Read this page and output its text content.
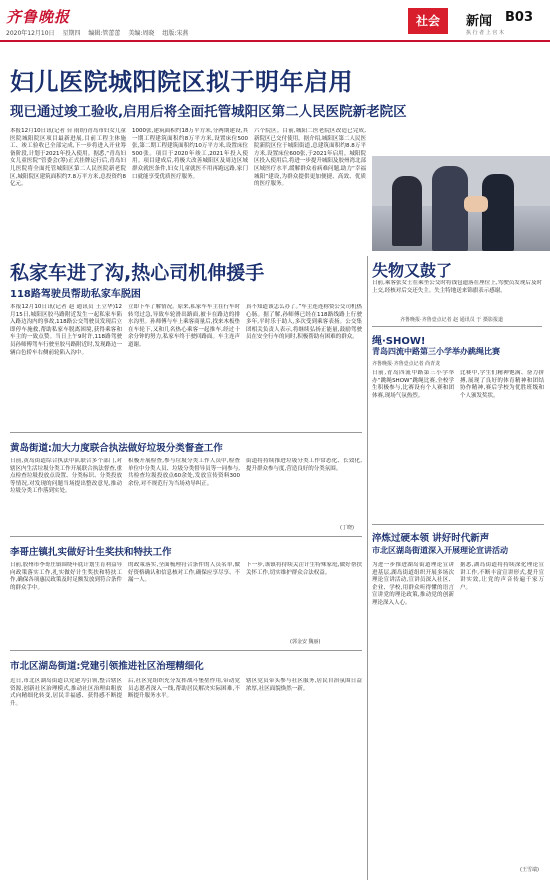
齐鲁晚报
2020年12月10日 星期四 编辑:管蕾蕾 美编:周晓 组版:宋燕
社会	新闻 B03
执 行 者 上 官 木
妇儿医院城阳院区拟于明年启用
现已通过竣工验收,启用后将全面托管城阳区第二人民医院新老院区
本报12月10日讯(记者 台 雨纷)青岛市妇女儿童医院城阳院区项目最新进展,目前工程主体施工、竣工验收已全部完成,下一步将进入开业筹备阶段,计划于2021年投入使用。据悉,“青岛妇女儿童医院”管委会(筹)正式挂牌运行后,青岛妇儿医院将全面托管城阳区第二人民医院新老院区,城阳院区建筑面积约7.8万平方米,总投资约8亿元。
1000张,建筑面积约18万平方米,分两期建设,其一期工程建筑面积约8万平方米,设置床位500张,第二期工程建筑面积约10万平方米,设置床位500张。项目于2020年竣工,2021年投入使用。项目建成后,将极大改善城阳区及周边区域群众就医条件,妇女儿童就医不用再跑远路,家门口就能享受优质医疗服务。
六个院区。目前,城阳二医老院区改造已完成,新院区已交付使用。据介绍,城阳区第二人民医院新院区位于城阳街道,总建筑面积约8.8万平方米,设置床位600张,于2021年启用。城阳院区投入使用后,将进一步提升城阳及胶州湾北部区域医疗水平,缓解群众看病难问题,助力“幸福城阳”建设,为群众提供更加便捷、高效、优质的医疗服务。
失物又鼓了
日前,乘客张女士在乘坐公交时将钱包遗落在座位上,驾驶员发现后及时上交,经核对后交还失主。失主特地送来锦旗表示感谢。
齐鲁晚报·齐鲁壹点记者 赵 通讯员 于 摄影报道
私家车进了沟,热心司机伸援手
118路驾驶员帮助私家车脱困
本报12月10日讯(记者 赵 通讯员 王立华)12月15日,城阳区胶马路附近发生一起私家车陷入路边沟内的事故,118路公交驾驶员发现后立即停车施救,帮助私家车脱离困境,获得乘客和车主的一致点赞。当日上午9时许,118路驾驶员孙师傅驾车行驶至胶马路附近时,发现路边一辆白色轿车右侧前轮陷入沟中。
立即下车了解情况。原来,私家车车主在行车时转弯过急,导致车轮滑出路面,被卡在路边的排水沟里。孙师傅与车上乘客商量后,找来木板垫在车轮下,又和几名热心乘客一起推车,经过十余分钟的努力,私家车终于驶回路面。车主连声道谢。
真不知道该怎么办了。”车主连连称赞公交司机热心肠。据了解,孙师傅已经在118路线路上行驶多年,平时乐于助人,多次受到乘客表扬。公交集团相关负责人表示,将继续弘扬正能量,鼓励驾驶员在安全行车的同时,积极帮助有困难的群众。
黄岛街道:加大力度联合执法做好垃圾分类督查工作
日前,黄岛街道综合执法中队联合多个部门,对辖区内生活垃圾分类工作开展联合执法督查,重点检查垃圾投放点设置、分类标识、分类投放等情况,对发现的问题当场提出整改意见,推动垃圾分类工作落到实处。
积极开展检查,参与垃圾分类工作人员中,检查单位中分类人员、垃圾分类督导员等一同参与,共检查垃圾投放点60余处,发放宣传资料300余份,对不规范行为当场劝导纠正。
街道将持续推进垃圾分类工作常态化、长效化,提升群众参与度,营造良好的分类氛围。
(丁晓)
李哥庄镇扎实做好计生奖扶和特扶工作
日前,胶州市李哥庄镇围绕年底计划生育利益导向政策落实工作,扎实做好计生奖扶和特扶工作,确保各项惠民政策及时足额发放到符合条件的群众手中。
的政策落实,全面梳理符合条件的人员名单,做好资格确认和信息核对工作,确保应享尽享、不漏一人。
下一步,该镇将持续关注计生特殊家庭,做好帮扶关怀工作,切实维护群众合法权益。
(郭金安 魏丽)
市北区湖岛街道:党建引领推进社区治理精细化
近日,市北区湖岛街道以党建为引领,整合辖区资源,创新社区治理模式,推动社区治理由粗放式向精细化转变,居民幸福感、获得感不断提升。
后,社区党组织充分发挥战斗堡垒作用,带动党员志愿者深入一线,帮助居民解决实际困难,不断提升服务水平。
辖区党员带头参与社区服务,居民自治氛围日益浓厚,社区面貌焕然一新。
绳·SHOW!
青岛四流中路第三小学举办跳绳比赛
齐鲁晚报·齐鲁壹点记者 尚青龙
日前,青岛四流中路第三小学举办“跳绳SHOW”跳绳比赛,全校学生积极参与,比赛设有个人赛和团体赛,现场气氛热烈。
比赛中,学生们精神饱满、奋力拼搏,展现了良好的体育精神和团结协作精神,赛后学校为优胜班级和个人颁发奖状。
淬炼过硬本领 讲好时代新声
市北区湖岛街道深入开展理论宣讲活动
为进一步推进湖岛街道理论宣讲进基层,湖岛街道组织开展多场次理论宣讲活动,宣讲员深入社区、企业、学校,用群众听得懂的语言宣讲党的理论政策,推动党的创新理论深入人心。
据悉,湖岛街道将持续深化理论宣讲工作,不断丰富宣讲形式,提升宣讲实效,让党的声音传遍千家万户。
(王雪端)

Direction:
Transcribe the full listing above exactly, with the images removed.

Written solution:
Read this page and output its text content.
齐鲁晚报
2020年12月10日 星期四 编辑:管蕾蕾 美编:周晓 组版:宋燕
社会	新闻 B03
执 行 者 上 官 木
妇儿医院城阳院区拟于明年启用
现已通过竣工验收,启用后将全面托管城阳区第二人民医院新老院区
本报12月10日讯(记者 台 雨纷)青岛市妇女儿童医院城阳院区项目最新进展,目前工程主体施工、竣工验收已全部完成,下一步将进入开业筹备阶段,计划于2021年投入使用。据悉,“青岛妇女儿童医院”管委会(筹)正式挂牌运行后,青岛妇儿医院将全面托管城阳区第二人民医院新老院区,城阳院区建筑面积约7.8万平方米,总投资约8亿元。
1000张,建筑面积约18万平方米,分两期建设,其一期工程建筑面积约8万平方米,设置床位500张,第二期工程建筑面积约10万平方米,设置床位500张。项目于2020年竣工,2021年投入使用。项目建成后,将极大改善城阳区及周边区域群众就医条件,妇女儿童就医不用再跑远路,家门口就能享受优质医疗服务。
六个院区。目前,城阳二医老院区改造已完成,新院区已交付使用。据介绍,城阳区第二人民医院新院区位于城阳街道,总建筑面积约8.8万平方米,设置床位600张,于2021年启用。城阳院区投入使用后,将进一步提升城阳及胶州湾北部区域医疗水平,缓解群众看病难问题,助力“幸福城阳”建设,为群众提供更加便捷、高效、优质的医疗服务。
失物又鼓了
日前,乘客张女士在乘坐公交时将钱包遗落在座位上,驾驶员发现后及时上交,经核对后交还失主。失主特地送来锦旗表示感谢。
齐鲁晚报·齐鲁壹点记者 赵 通讯员 于 摄影报道
私家车进了沟,热心司机伸援手
118路驾驶员帮助私家车脱困
本报12月10日讯(记者 赵 通讯员 王立华)12月15日,城阳区胶马路附近发生一起私家车陷入路边沟内的事故,118路公交驾驶员发现后立即停车施救,帮助私家车脱离困境,获得乘客和车主的一致点赞。当日上午9时许,118路驾驶员孙师傅驾车行驶至胶马路附近时,发现路边一辆白色轿车右侧前轮陷入沟中。
立即下车了解情况。原来,私家车车主在行车时转弯过急,导致车轮滑出路面,被卡在路边的排水沟里。孙师傅与车上乘客商量后,找来木板垫在车轮下,又和几名热心乘客一起推车,经过十余分钟的努力,私家车终于驶回路面。车主连声道谢。
真不知道该怎么办了。”车主连连称赞公交司机热心肠。据了解,孙师傅已经在118路线路上行驶多年,平时乐于助人,多次受到乘客表扬。公交集团相关负责人表示,将继续弘扬正能量,鼓励驾驶员在安全行车的同时,积极帮助有困难的群众。
黄岛街道:加大力度联合执法做好垃圾分类督查工作
日前,黄岛街道综合执法中队联合多个部门,对辖区内生活垃圾分类工作开展联合执法督查,重点检查垃圾投放点设置、分类标识、分类投放等情况,对发现的问题当场提出整改意见,推动垃圾分类工作落到实处。
积极开展检查,参与垃圾分类工作人员中,检查单位中分类人员、垃圾分类督导员等一同参与,共检查垃圾投放点60余处,发放宣传资料300余份,对不规范行为当场劝导纠正。
街道将持续推进垃圾分类工作常态化、长效化,提升群众参与度,营造良好的分类氛围。
(丁晓)
李哥庄镇扎实做好计生奖扶和特扶工作
日前,胶州市李哥庄镇围绕年底计划生育利益导向政策落实工作,扎实做好计生奖扶和特扶工作,确保各项惠民政策及时足额发放到符合条件的群众手中。
的政策落实,全面梳理符合条件的人员名单,做好资格确认和信息核对工作,确保应享尽享、不漏一人。
下一步,该镇将持续关注计生特殊家庭,做好帮扶关怀工作,切实维护群众合法权益。
(郭金安 魏丽)
市北区湖岛街道:党建引领推进社区治理精细化
近日,市北区湖岛街道以党建为引领,整合辖区资源,创新社区治理模式,推动社区治理由粗放式向精细化转变,居民幸福感、获得感不断提升。
后,社区党组织充分发挥战斗堡垒作用,带动党员志愿者深入一线,帮助居民解决实际困难,不断提升服务水平。
辖区党员带头参与社区服务,居民自治氛围日益浓厚,社区面貌焕然一新。
绳·SHOW!
青岛四流中路第三小学举办跳绳比赛
齐鲁晚报·齐鲁壹点记者 尚青龙
日前,青岛四流中路第三小学举办“跳绳SHOW”跳绳比赛,全校学生积极参与,比赛设有个人赛和团体赛,现场气氛热烈。
比赛中,学生们精神饱满、奋力拼搏,展现了良好的体育精神和团结协作精神,赛后学校为优胜班级和个人颁发奖状。
淬炼过硬本领 讲好时代新声
市北区湖岛街道深入开展理论宣讲活动
为进一步推进湖岛街道理论宣讲进基层,湖岛街道组织开展多场次理论宣讲活动,宣讲员深入社区、企业、学校,用群众听得懂的语言宣讲党的理论政策,推动党的创新理论深入人心。
据悉,湖岛街道将持续深化理论宣讲工作,不断丰富宣讲形式,提升宣讲实效,让党的声音传遍千家万户。
(王雪端)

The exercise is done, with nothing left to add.